INSTRUCTIONS TO FOLLOW ▸ Can you print every record below exactly as written?

Records excerpted from a collection
* * *

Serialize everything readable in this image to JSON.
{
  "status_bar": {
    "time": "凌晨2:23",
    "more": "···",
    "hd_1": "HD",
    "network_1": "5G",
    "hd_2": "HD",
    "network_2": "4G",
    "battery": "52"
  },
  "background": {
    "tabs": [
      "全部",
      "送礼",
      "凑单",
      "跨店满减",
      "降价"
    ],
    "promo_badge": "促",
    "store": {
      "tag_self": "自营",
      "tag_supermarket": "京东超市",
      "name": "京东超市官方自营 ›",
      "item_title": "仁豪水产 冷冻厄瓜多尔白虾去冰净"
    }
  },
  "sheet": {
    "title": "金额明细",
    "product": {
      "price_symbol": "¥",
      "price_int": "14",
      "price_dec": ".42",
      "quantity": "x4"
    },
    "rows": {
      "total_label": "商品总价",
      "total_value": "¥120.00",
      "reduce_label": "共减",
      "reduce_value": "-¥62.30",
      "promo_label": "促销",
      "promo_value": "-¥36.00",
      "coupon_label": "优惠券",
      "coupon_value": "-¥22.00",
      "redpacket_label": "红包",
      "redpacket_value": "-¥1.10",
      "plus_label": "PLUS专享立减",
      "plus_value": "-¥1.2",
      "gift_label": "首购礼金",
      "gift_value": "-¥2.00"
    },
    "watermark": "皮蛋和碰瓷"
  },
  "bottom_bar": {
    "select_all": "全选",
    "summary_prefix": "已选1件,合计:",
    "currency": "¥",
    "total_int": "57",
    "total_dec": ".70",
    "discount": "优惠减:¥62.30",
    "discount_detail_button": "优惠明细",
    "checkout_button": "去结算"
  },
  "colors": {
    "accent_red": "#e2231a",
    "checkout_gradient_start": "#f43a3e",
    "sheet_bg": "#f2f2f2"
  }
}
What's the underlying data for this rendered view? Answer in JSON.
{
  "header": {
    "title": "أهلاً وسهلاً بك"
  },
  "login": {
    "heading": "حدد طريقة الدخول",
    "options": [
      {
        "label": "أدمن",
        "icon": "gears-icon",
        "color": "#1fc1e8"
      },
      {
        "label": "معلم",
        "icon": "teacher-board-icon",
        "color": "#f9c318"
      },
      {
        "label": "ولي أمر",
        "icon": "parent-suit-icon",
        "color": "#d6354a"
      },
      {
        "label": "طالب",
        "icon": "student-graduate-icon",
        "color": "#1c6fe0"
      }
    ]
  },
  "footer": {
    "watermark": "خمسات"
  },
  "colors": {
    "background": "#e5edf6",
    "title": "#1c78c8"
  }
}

* * *

RESULT FOR THIS TASK ▸
Serialize everything readable in this image to JSON.
{
  "status_bar": {
    "time": "凌晨2:23",
    "more": "···",
    "hd_1": "HD",
    "network_1": "5G",
    "hd_2": "HD",
    "network_2": "4G",
    "battery": "52"
  },
  "background": {
    "tabs": [
      "全部",
      "送礼",
      "凑单",
      "跨店满减",
      "降价"
    ],
    "promo_badge": "促",
    "store": {
      "tag_self": "自营",
      "tag_supermarket": "京东超市",
      "name": "京东超市官方自营 ›",
      "item_title": "仁豪水产 冷冻厄瓜多尔白虾去冰净"
    }
  },
  "sheet": {
    "title": "金额明细",
    "product": {
      "price_symbol": "¥",
      "price_int": "14",
      "price_dec": ".42",
      "quantity": "x4"
    },
    "rows": {
      "total_label": "商品总价",
      "total_value": "¥120.00",
      "reduce_label": "共减",
      "reduce_value": "-¥62.30",
      "promo_label": "促销",
      "promo_value": "-¥36.00",
      "coupon_label": "优惠券",
      "coupon_value": "-¥22.00",
      "redpacket_label": "红包",
      "redpacket_value": "-¥1.10",
      "plus_label": "PLUS专享立减",
      "plus_value": "-¥1.2",
      "gift_label": "首购礼金",
      "gift_value": "-¥2.00"
    },
    "watermark": "皮蛋和碰瓷"
  },
  "bottom_bar": {
    "select_all": "全选",
    "summary_prefix": "已选1件,合计:",
    "currency": "¥",
    "total_int": "57",
    "total_dec": ".70",
    "discount": "优惠减:¥62.30",
    "discount_detail_button": "优惠明细",
    "checkout_button": "去结算"
  },
  "colors": {
    "accent_red": "#e2231a",
    "checkout_gradient_start": "#f43a3e",
    "sheet_bg": "#f2f2f2"
  }
}
What's the underlying data for this rendered view? Answer in JSON.
{
  "header": {
    "title": "أهلاً وسهلاً بك"
  },
  "login": {
    "heading": "حدد طريقة الدخول",
    "options": [
      {
        "label": "أدمن",
        "icon": "gears-icon",
        "color": "#1fc1e8"
      },
      {
        "label": "معلم",
        "icon": "teacher-board-icon",
        "color": "#f9c318"
      },
      {
        "label": "ولي أمر",
        "icon": "parent-suit-icon",
        "color": "#d6354a"
      },
      {
        "label": "طالب",
        "icon": "student-graduate-icon",
        "color": "#1c6fe0"
      }
    ]
  },
  "footer": {
    "watermark": "خمسات"
  },
  "colors": {
    "background": "#e5edf6",
    "title": "#1c78c8"
  }
}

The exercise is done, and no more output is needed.